◆ **PROBLEM DESCRIPTION**:
Check every line of the entries for "谎报的传染病疫情", and copy the lines that hold it.
─── PROVIDED RECORDS
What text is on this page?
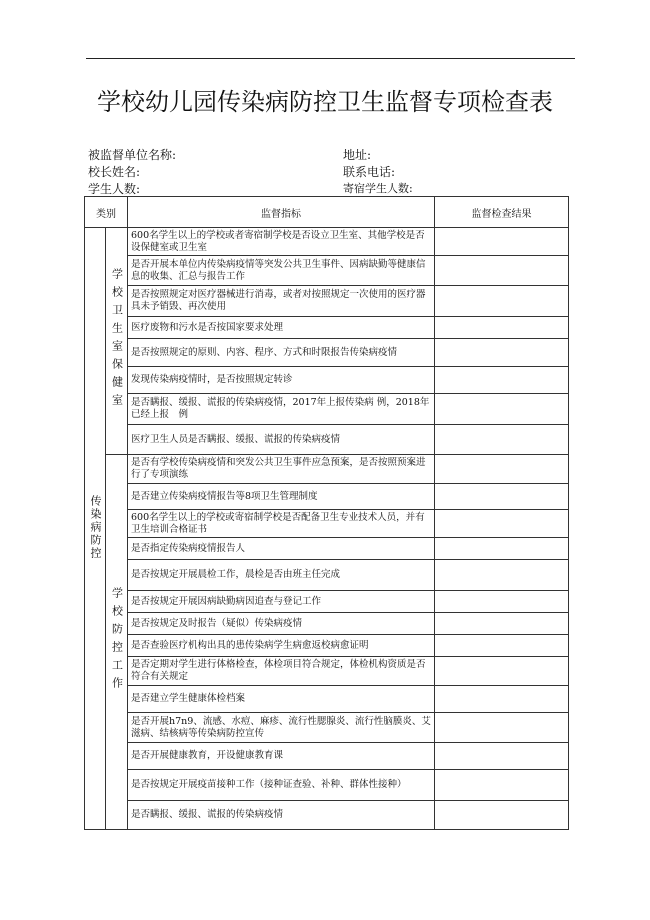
学校幼儿园传染病防控卫生监督专项检查表
被监督单位名称:	地址:
校长姓名:	联系电话:
学生人数:	寄宿学生人数:
类别		监督指标	监督检查结果
传染病防控	学校卫生室保健室	600名学生以上的学校或者寄宿制学校是否设立卫生室、其他学校是否设保健室或卫生室	
		是否开展本单位内传染病疫情等突发公共卫生事件、因病缺勤等健康信息的收集、汇总与报告工作	
		是否按照规定对医疗器械进行消毒，或者对按照规定一次使用的医疗器具未予销毁、再次使用	
		医疗废物和污水是否按国家要求处理	
		是否按照规定的原则、内容、程序、方式和时限报告传染病疫情	
		发现传染病疫情时，是否按照规定转诊	
		是否瞒报、缓报、谎报的传染病疫情，2017年上报传染病 例，2018年已经上报　例	
		医疗卫生人员是否瞒报、缓报、谎报的传染病疫情	
	学校防控工作	是否有学校传染病疫情和突发公共卫生事件应急预案，是否按照预案进行了专项演练	
		是否建立传染病疫情报告等8项卫生管理制度	
		600名学生以上的学校或寄宿制学校是否配备卫生专业技术人员，并有卫生培训合格证书	
		是否指定传染病疫情报告人	
		是否按规定开展晨检工作，晨检是否由班主任完成	
		是否按规定开展因病缺勤病因追查与登记工作	
		是否按规定及时报告（疑似）传染病疫情	
		是否查验医疗机构出具的患传染病学生病愈返校病愈证明	
		是否定期对学生进行体格检查，体检项目符合规定，体检机构资质是否符合有关规定	
		是否建立学生健康体检档案	
		是否开展h7n9、流感、水痘、麻疹、流行性腮腺炎、流行性脑膜炎、艾滋病、结核病等传染病防控宣传	
		是否开展健康教育，开设健康教育课	
		是否按规定开展疫苗接种工作（接种证查验、补种、群体性接种）	
		是否瞒报、缓报、谎报的传染病疫情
──────
◆ **ANSWER FOR THIS EXERCISE**:
		是否瞒报、缓报、谎报的传染病疫情，2017年上报传染病 例，2018年已经上报　例	
		医疗卫生人员是否瞒报、缓报、谎报的传染病疫情	
		是否瞒报、缓报、谎报的传染病疫情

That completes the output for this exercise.